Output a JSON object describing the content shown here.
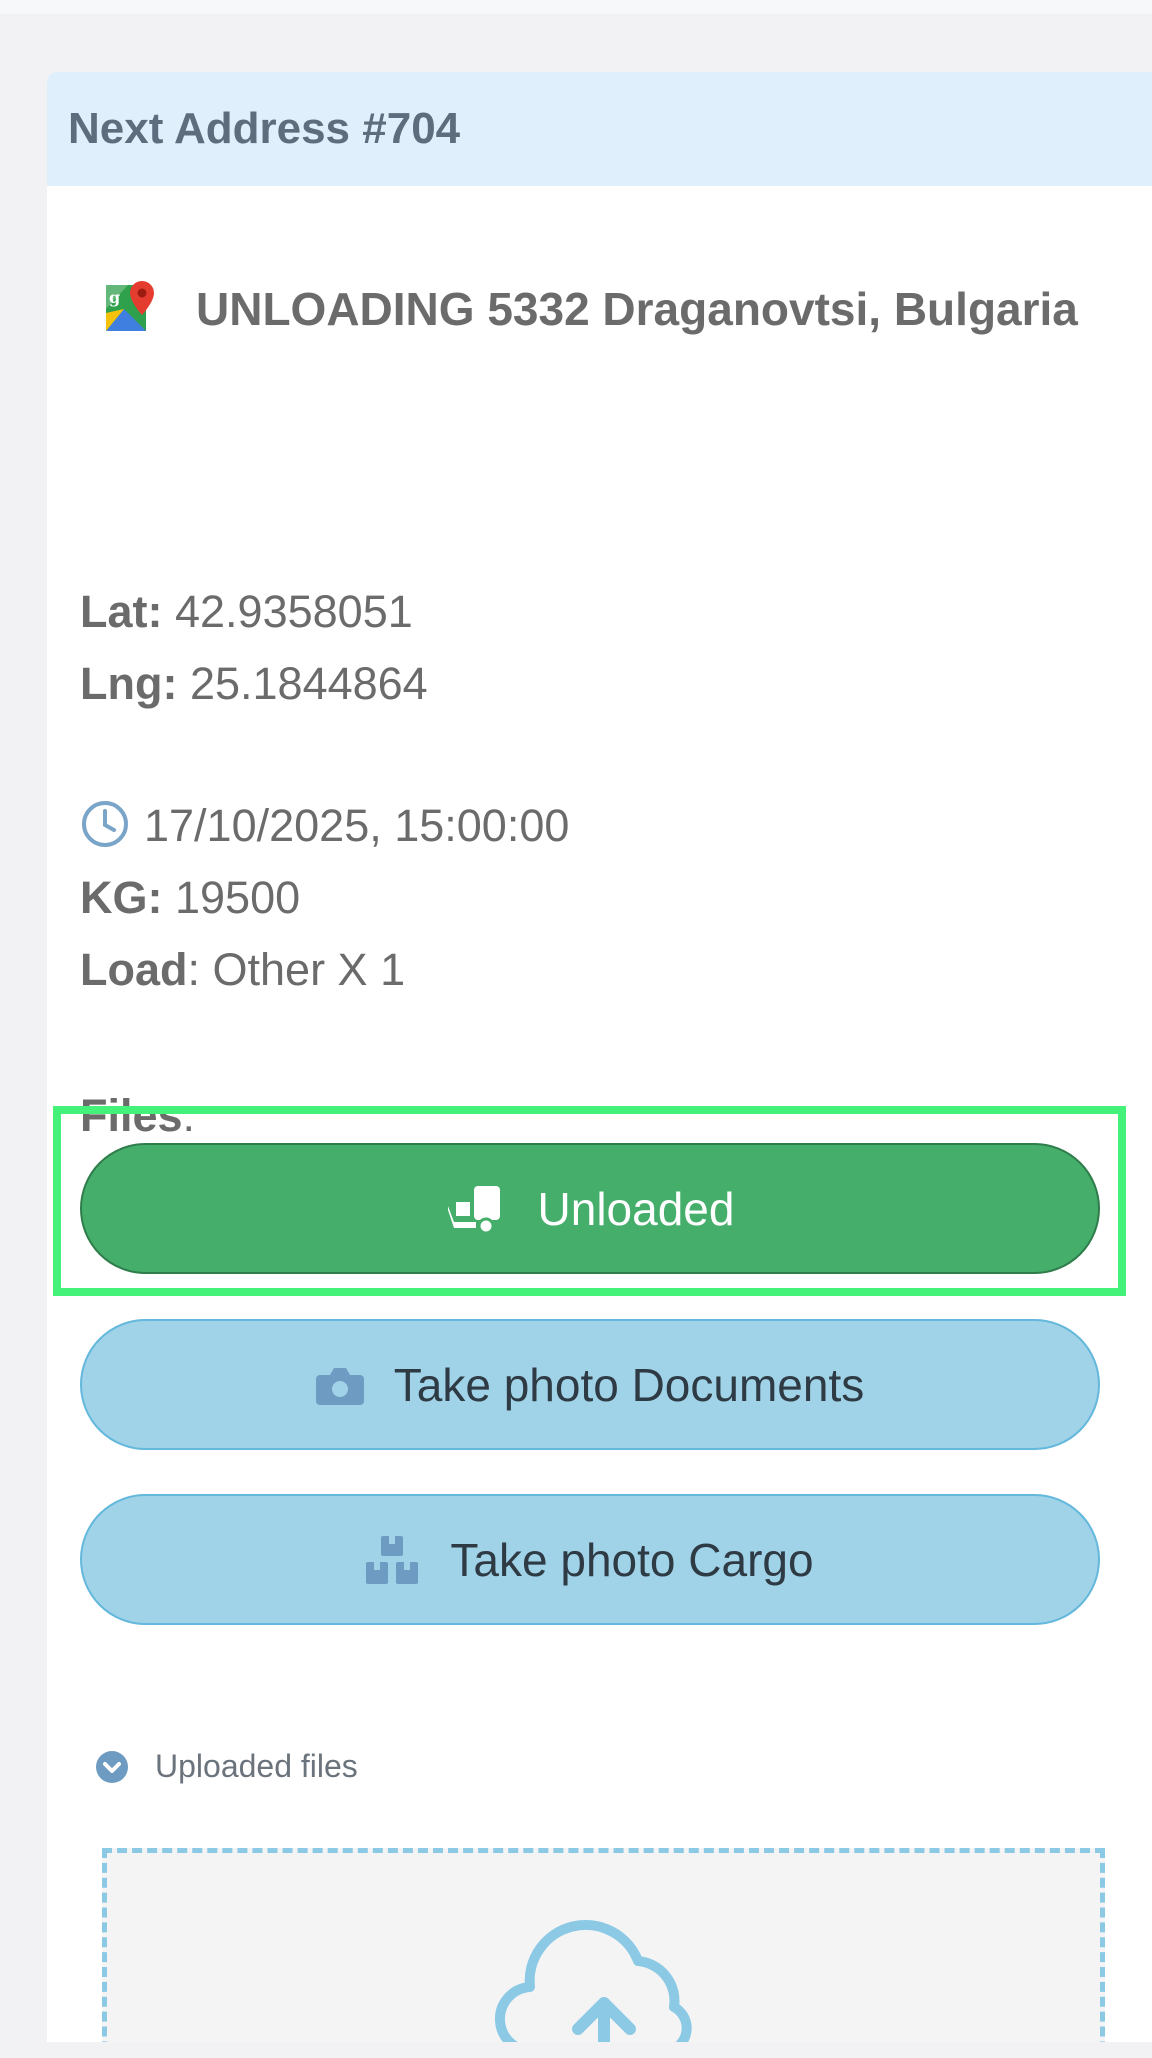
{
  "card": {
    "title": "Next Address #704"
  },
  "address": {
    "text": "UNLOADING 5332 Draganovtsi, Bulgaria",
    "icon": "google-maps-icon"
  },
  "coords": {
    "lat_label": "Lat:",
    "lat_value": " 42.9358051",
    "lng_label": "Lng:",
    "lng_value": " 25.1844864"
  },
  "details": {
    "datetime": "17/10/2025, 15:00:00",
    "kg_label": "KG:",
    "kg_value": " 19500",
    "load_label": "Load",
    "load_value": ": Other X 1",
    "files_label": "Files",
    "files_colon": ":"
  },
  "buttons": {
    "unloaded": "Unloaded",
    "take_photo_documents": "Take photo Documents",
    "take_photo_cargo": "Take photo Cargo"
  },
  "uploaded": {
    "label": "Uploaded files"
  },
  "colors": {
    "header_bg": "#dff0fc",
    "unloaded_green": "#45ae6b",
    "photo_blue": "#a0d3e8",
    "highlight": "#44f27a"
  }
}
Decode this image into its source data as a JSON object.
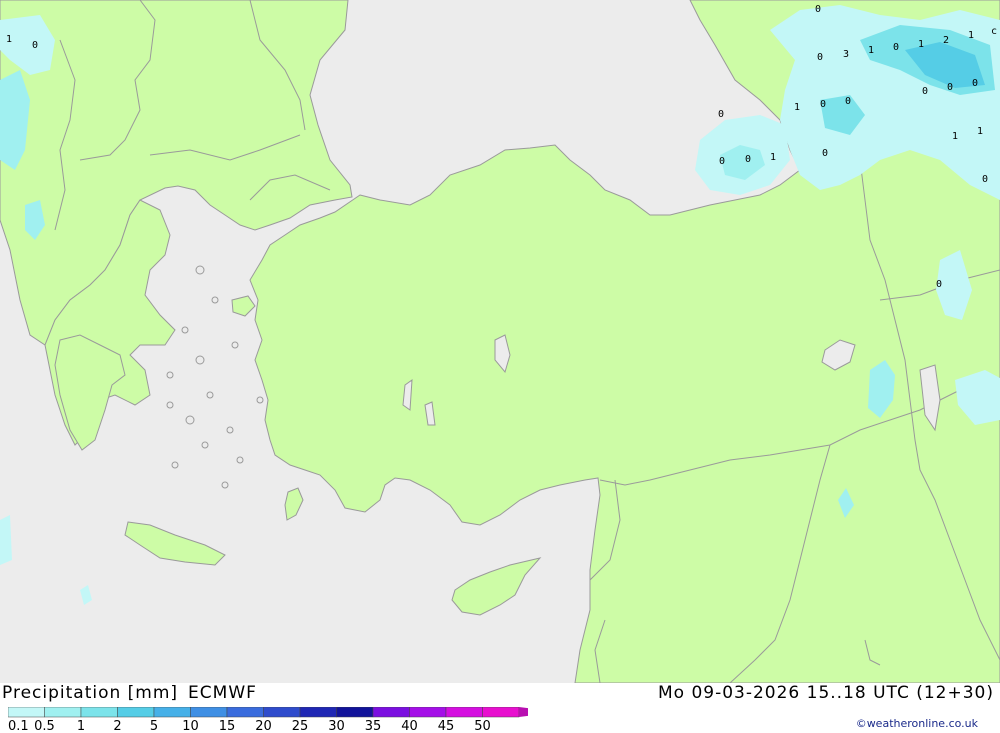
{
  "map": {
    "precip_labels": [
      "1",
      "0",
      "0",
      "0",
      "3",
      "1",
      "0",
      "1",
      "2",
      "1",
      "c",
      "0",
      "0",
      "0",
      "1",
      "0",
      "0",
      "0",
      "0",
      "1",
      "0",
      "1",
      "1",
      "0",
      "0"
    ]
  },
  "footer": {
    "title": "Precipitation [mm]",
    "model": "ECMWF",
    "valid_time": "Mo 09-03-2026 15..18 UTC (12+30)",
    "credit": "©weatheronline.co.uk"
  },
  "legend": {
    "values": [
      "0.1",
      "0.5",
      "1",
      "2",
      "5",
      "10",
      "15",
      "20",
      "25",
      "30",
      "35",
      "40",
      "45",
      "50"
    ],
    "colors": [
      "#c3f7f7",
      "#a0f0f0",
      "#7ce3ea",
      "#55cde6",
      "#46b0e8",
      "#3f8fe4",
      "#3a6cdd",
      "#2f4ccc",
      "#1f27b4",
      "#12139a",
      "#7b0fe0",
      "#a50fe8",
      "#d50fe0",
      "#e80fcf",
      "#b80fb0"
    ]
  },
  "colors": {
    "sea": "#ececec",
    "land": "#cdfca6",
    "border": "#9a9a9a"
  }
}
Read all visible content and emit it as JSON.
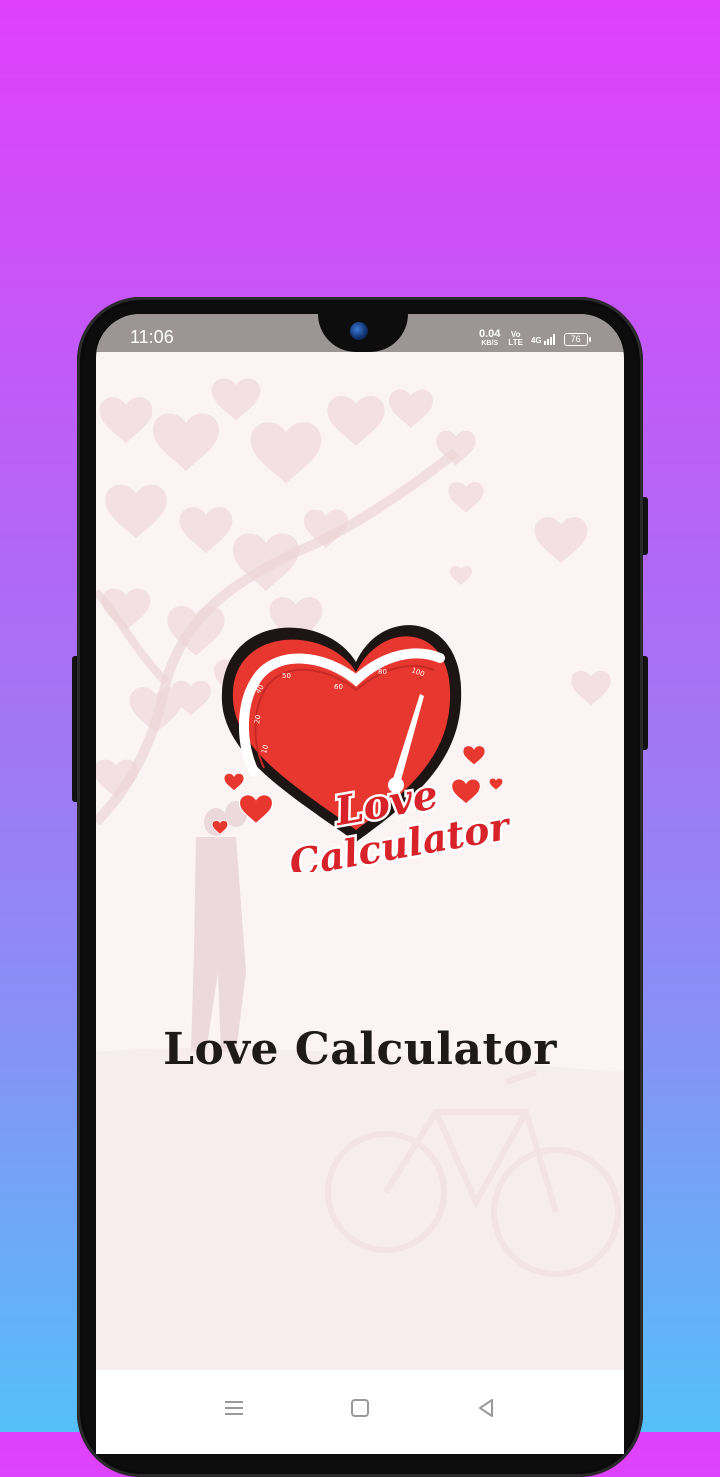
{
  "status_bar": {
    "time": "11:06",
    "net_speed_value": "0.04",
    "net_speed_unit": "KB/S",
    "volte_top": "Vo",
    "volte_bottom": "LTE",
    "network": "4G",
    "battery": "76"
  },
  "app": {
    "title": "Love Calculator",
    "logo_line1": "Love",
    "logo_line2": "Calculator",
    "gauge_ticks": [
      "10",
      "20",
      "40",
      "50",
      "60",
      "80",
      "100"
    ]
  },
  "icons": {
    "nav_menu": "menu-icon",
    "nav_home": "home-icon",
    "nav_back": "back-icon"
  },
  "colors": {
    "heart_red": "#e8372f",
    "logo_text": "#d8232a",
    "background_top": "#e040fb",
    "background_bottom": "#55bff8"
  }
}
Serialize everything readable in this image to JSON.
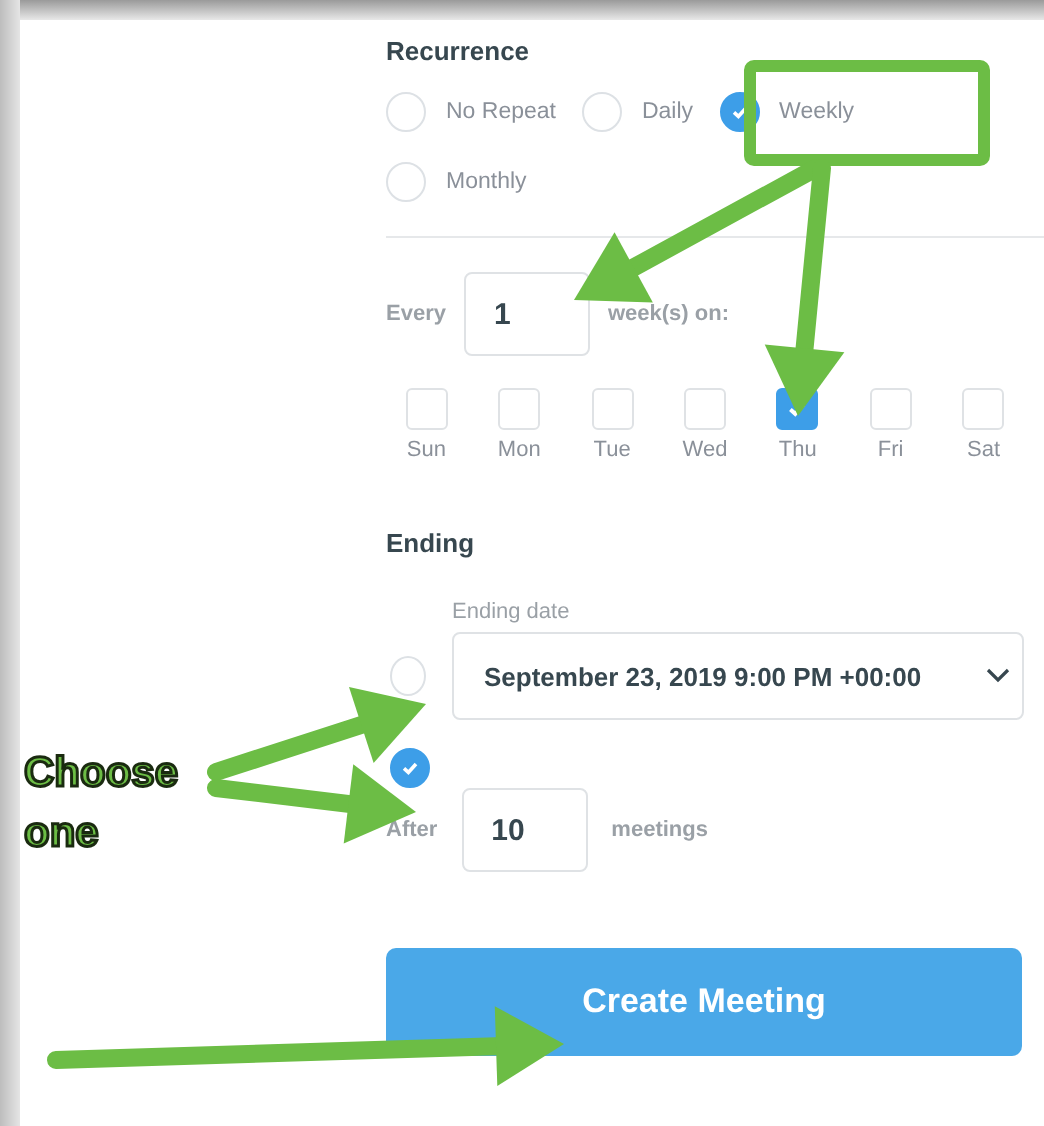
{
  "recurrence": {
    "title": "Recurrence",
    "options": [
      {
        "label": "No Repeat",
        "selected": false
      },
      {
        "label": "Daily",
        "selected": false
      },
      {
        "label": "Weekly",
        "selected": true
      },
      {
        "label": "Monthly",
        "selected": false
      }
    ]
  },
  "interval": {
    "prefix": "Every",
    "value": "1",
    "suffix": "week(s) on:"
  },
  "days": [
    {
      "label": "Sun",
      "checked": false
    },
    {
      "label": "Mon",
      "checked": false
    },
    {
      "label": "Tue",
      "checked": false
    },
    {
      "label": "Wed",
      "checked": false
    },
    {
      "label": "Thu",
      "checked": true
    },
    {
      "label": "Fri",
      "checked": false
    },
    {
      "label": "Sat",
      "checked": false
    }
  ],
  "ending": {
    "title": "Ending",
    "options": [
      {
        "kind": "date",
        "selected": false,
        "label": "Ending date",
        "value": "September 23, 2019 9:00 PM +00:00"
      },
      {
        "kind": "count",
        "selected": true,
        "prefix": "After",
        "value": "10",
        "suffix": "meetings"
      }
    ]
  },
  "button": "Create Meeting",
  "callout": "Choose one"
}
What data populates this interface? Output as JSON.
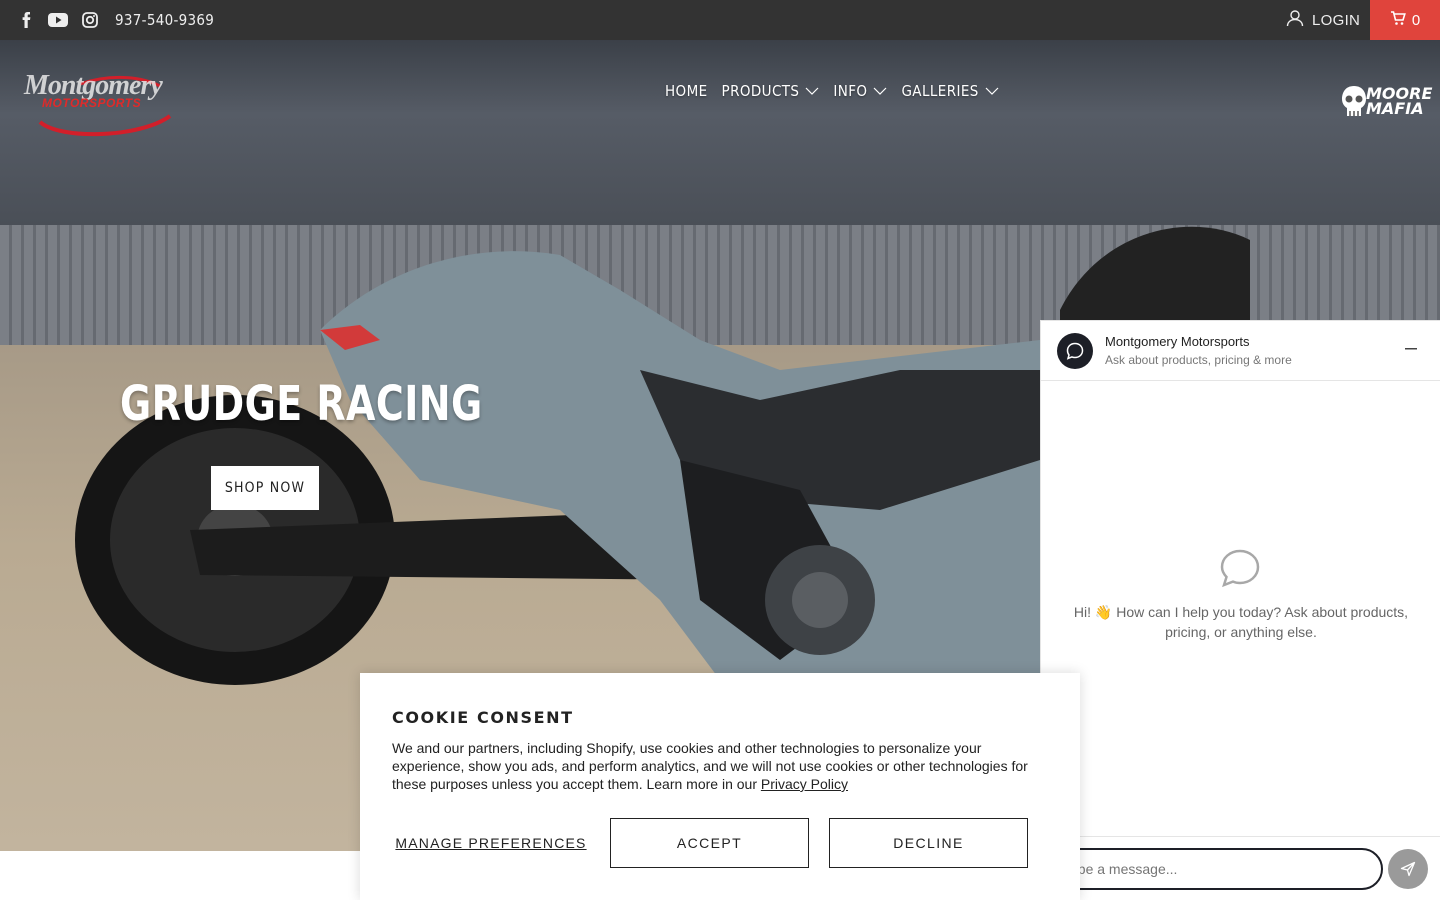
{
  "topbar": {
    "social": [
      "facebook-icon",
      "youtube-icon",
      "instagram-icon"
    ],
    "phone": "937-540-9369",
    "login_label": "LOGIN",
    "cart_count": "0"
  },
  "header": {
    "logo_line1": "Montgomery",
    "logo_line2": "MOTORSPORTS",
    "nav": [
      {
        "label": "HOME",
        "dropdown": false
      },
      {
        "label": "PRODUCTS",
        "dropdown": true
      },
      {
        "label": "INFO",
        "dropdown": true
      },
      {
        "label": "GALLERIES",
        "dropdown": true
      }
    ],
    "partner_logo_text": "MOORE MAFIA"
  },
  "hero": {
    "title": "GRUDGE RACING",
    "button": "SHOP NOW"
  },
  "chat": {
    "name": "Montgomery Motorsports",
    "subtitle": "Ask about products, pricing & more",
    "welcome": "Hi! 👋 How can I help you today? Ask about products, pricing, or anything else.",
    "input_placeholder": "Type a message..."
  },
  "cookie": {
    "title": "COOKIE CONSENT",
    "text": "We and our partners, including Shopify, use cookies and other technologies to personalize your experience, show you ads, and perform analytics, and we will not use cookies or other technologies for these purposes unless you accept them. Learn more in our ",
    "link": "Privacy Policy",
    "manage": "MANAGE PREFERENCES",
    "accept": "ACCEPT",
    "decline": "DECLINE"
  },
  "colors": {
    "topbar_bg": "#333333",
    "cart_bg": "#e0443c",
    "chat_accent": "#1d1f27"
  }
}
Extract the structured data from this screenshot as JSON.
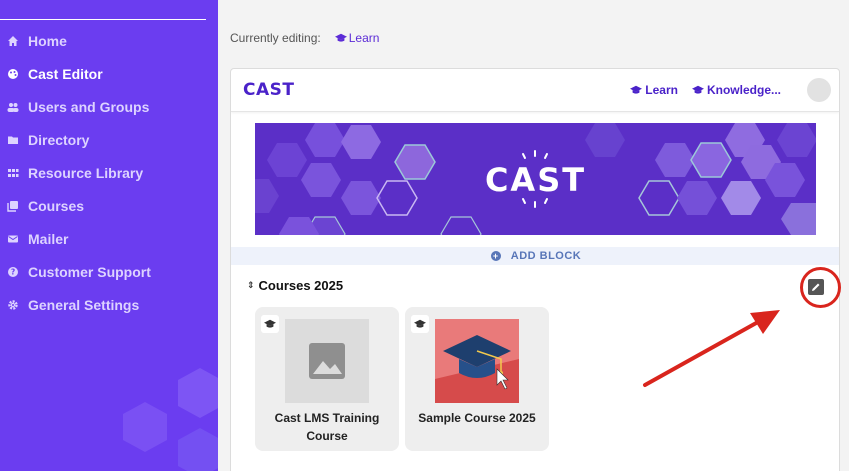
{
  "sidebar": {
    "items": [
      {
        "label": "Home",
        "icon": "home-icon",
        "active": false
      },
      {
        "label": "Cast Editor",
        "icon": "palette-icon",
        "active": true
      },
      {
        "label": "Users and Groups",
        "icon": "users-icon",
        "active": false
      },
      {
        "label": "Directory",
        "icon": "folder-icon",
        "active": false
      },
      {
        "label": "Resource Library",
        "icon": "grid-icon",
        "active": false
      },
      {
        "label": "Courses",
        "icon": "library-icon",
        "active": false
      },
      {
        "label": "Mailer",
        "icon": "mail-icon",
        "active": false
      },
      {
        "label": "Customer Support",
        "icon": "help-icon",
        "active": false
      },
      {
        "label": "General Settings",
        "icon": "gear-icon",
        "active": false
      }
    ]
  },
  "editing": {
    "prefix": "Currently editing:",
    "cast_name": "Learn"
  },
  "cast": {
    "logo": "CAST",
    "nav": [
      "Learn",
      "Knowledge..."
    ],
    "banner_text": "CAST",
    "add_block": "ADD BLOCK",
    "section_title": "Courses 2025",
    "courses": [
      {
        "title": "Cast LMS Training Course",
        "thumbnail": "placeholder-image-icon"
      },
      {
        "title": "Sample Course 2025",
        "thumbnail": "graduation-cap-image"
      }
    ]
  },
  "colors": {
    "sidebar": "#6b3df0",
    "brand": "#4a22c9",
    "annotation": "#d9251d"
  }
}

__Goal__
Only lines with the string "thumbnail" belong in your answer; copy each one.

__Problem solution__
        "thumbnail": "placeholder-image-icon"
        "thumbnail": "graduation-cap-image"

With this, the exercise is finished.